=== Dataset items ===
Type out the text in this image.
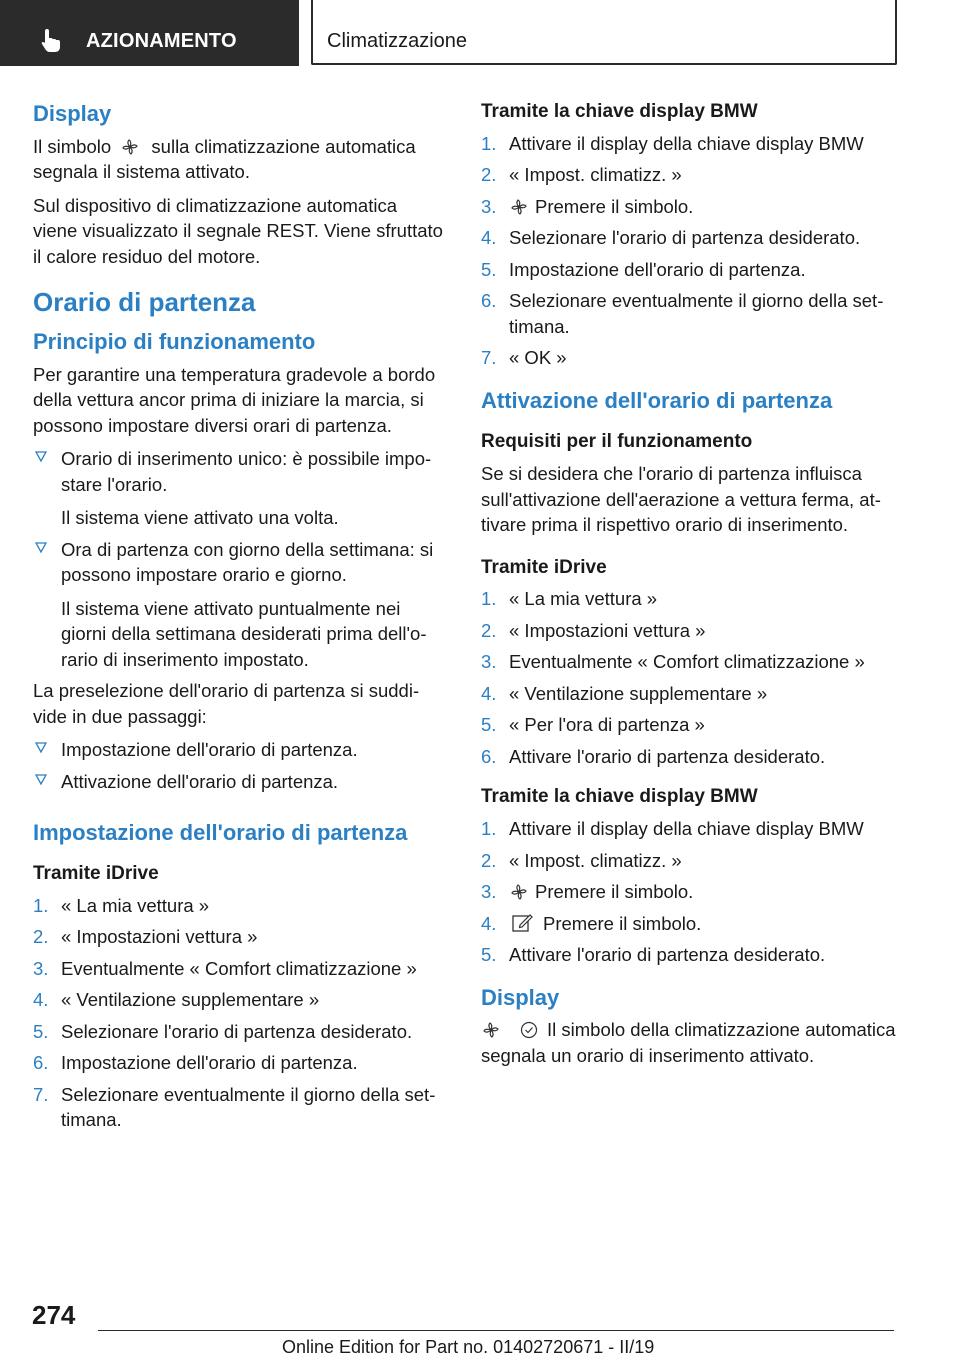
AZIONAMENTO	Climatizzazione
Display

Il simbolo sulla climatizzazione automatica segnala il sistema attivato.

Sul dispositivo di climatizzazione automatica viene visualizzato il segnale REST. Viene sfruttato il calore residuo del motore.

Orario di partenza
Principio di funzionamento

Per garantire una temperatura gradevole a bordo della vettura ancor prima di iniziare la marcia, si possono impostare diversi orari di partenza.

Orario di inserimento unico: è possibile impostare l'orario.
Il sistema viene attivato una volta.
Ora di partenza con giorno della settimana: si possono impostare orario e giorno.
Il sistema viene attivato puntualmente nei giorni della settimana desiderati prima dell'orario di inserimento impostato.

La preselezione dell'orario di partenza si suddivide in due passaggi:

Impostazione dell'orario di partenza.
Attivazione dell'orario di partenza.
Impostazione dell'orario di partenza
Tramite iDrive
1. « La mia vettura »
2. « Impostazioni vettura »
3. Eventualmente « Comfort climatizzazione »
4. « Ventilazione supplementare »
5. Selezionare l'orario di partenza desiderato.
6. Impostazione dell'orario di partenza.
7. Selezionare eventualmente il giorno della settimana.
Tramite la chiave display BMW
1. Attivare il display della chiave display BMW
2. « Impost. climatizz. »
3. Premere il simbolo.
4. Selezionare l'orario di partenza desiderato.
5. Impostazione dell'orario di partenza.
6. Selezionare eventualmente il giorno della settimana.
7. « OK »
Attivazione dell'orario di partenza
Requisiti per il funzionamento

Se si desidera che l'orario di partenza influisca sull'attivazione dell'aerazione a vettura ferma, attivare prima il rispettivo orario di inserimento.

Tramite iDrive
1. « La mia vettura »
2. « Impostazioni vettura »
3. Eventualmente « Comfort climatizzazione »
4. « Ventilazione supplementare »
5. « Per l'ora di partenza »
6. Attivare l'orario di partenza desiderato.
Tramite la chiave display BMW
1. Attivare il display della chiave display BMW
2. « Impost. climatizz. »
3. Premere il simbolo.
4.	Premere il simbolo.
5. Attivare l'orario di partenza desiderato.
Display

Il simbolo della climatizzazione automatica segnala un orario di inserimento attivato.

274
Online Edition for Part no. 01402720671 - II/19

=== Exercise directions ===
Go through the material line by line. Show each line that contains the string "prima".

=== Task solution ===
Per garantire una temperatura gradevole a bordo della vettura ancor prima di iniziare la marcia, si possono impostare diversi orari di partenza.
Il sistema viene attivato puntualmente nei giorni della settimana desiderati prima dell'orario di inserimento impostato.
Se si desidera che l'orario di partenza influisca sull'attivazione dell'aerazione a vettura ferma, attivare prima il rispettivo orario di inserimento.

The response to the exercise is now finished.